- **INSTRUCTIONS TO FOLLOW**
Go through the entries and transcribe each one exactly, dropping the pictures.

- **DATA RECORDS**
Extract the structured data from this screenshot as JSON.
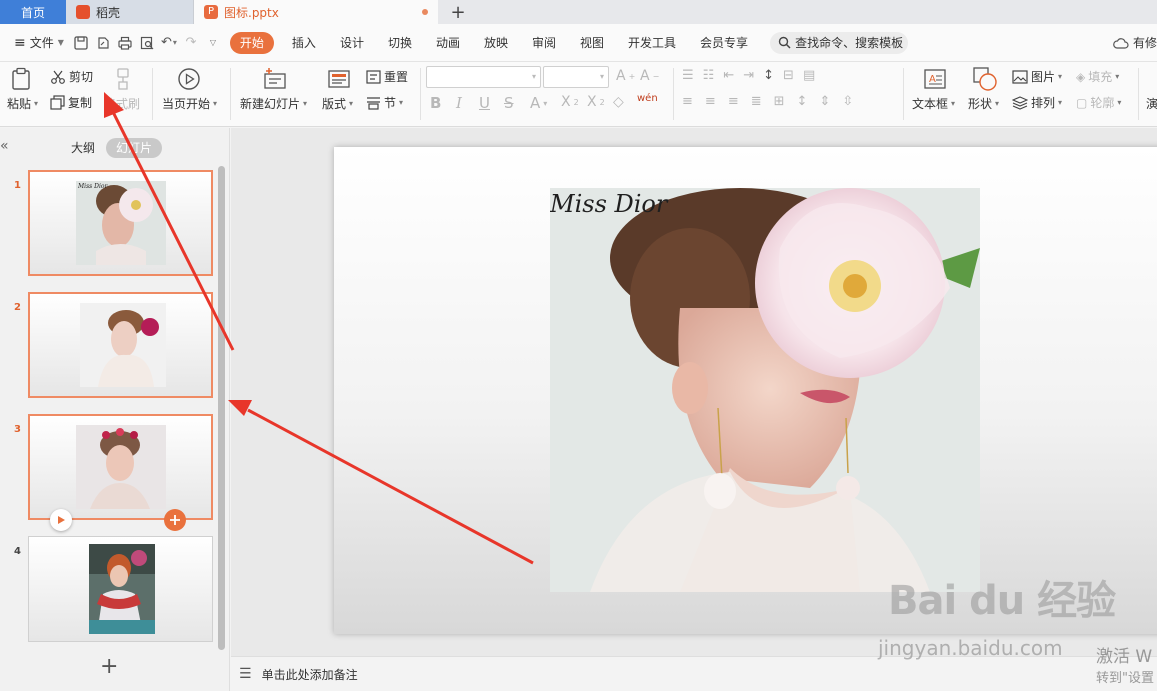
{
  "tabs": {
    "home": "首页",
    "docer": "稻壳",
    "file": "图标.pptx",
    "add": "+"
  },
  "menu": {
    "file": "文件",
    "items": [
      "开始",
      "插入",
      "设计",
      "切换",
      "动画",
      "放映",
      "审阅",
      "视图",
      "开发工具",
      "会员专享"
    ],
    "active_index": 0,
    "search_placeholder": "查找命令、搜索模板",
    "cloud_label": "有修"
  },
  "ribbon": {
    "paste": "粘贴",
    "cut": "剪切",
    "copy": "复制",
    "format_painter": "格式刷",
    "play_from_current": "当页开始",
    "new_slide": "新建幻灯片",
    "layout": "版式",
    "reset": "重置",
    "section": "节",
    "textbox": "文本框",
    "shape": "形状",
    "picture": "图片",
    "arrange": "排列",
    "fill": "填充",
    "outline": "轮廓",
    "present_partial": "演"
  },
  "pane": {
    "outline_tab": "大纲",
    "slides_tab": "幻灯片",
    "slide_numbers": [
      "1",
      "2",
      "3",
      "4"
    ],
    "add_label": "+"
  },
  "slide": {
    "signature": "Miss Dior"
  },
  "notes": {
    "placeholder": "单击此处添加备注"
  },
  "watermark": {
    "brand": "Bai du 经验",
    "url": "jingyan.baidu.com",
    "activate": "激活 W",
    "goto_settings": "转到\"设置"
  },
  "colors": {
    "accent": "#e9713d",
    "home_tab": "#3f7fd8",
    "selection": "#ef8a63",
    "arrow": "#e8362a"
  }
}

- **WRITTEN SOLUTION**
Extract the structured data from this screenshot as JSON.
{
  "tabs": {
    "home": "首页",
    "docer": "稻壳",
    "file": "图标.pptx",
    "add": "+"
  },
  "menu": {
    "file": "文件",
    "items": [
      "开始",
      "插入",
      "设计",
      "切换",
      "动画",
      "放映",
      "审阅",
      "视图",
      "开发工具",
      "会员专享"
    ],
    "active_index": 0,
    "search_placeholder": "查找命令、搜索模板",
    "cloud_label": "有修"
  },
  "ribbon": {
    "paste": "粘贴",
    "cut": "剪切",
    "copy": "复制",
    "format_painter": "格式刷",
    "play_from_current": "当页开始",
    "new_slide": "新建幻灯片",
    "layout": "版式",
    "reset": "重置",
    "section": "节",
    "textbox": "文本框",
    "shape": "形状",
    "picture": "图片",
    "arrange": "排列",
    "fill": "填充",
    "outline": "轮廓",
    "present_partial": "演"
  },
  "pane": {
    "outline_tab": "大纲",
    "slides_tab": "幻灯片",
    "slide_numbers": [
      "1",
      "2",
      "3",
      "4"
    ],
    "add_label": "+"
  },
  "slide": {
    "signature": "Miss Dior"
  },
  "notes": {
    "placeholder": "单击此处添加备注"
  },
  "watermark": {
    "brand": "Bai du 经验",
    "url": "jingyan.baidu.com",
    "activate": "激活 W",
    "goto_settings": "转到\"设置"
  },
  "colors": {
    "accent": "#e9713d",
    "home_tab": "#3f7fd8",
    "selection": "#ef8a63",
    "arrow": "#e8362a"
  }
}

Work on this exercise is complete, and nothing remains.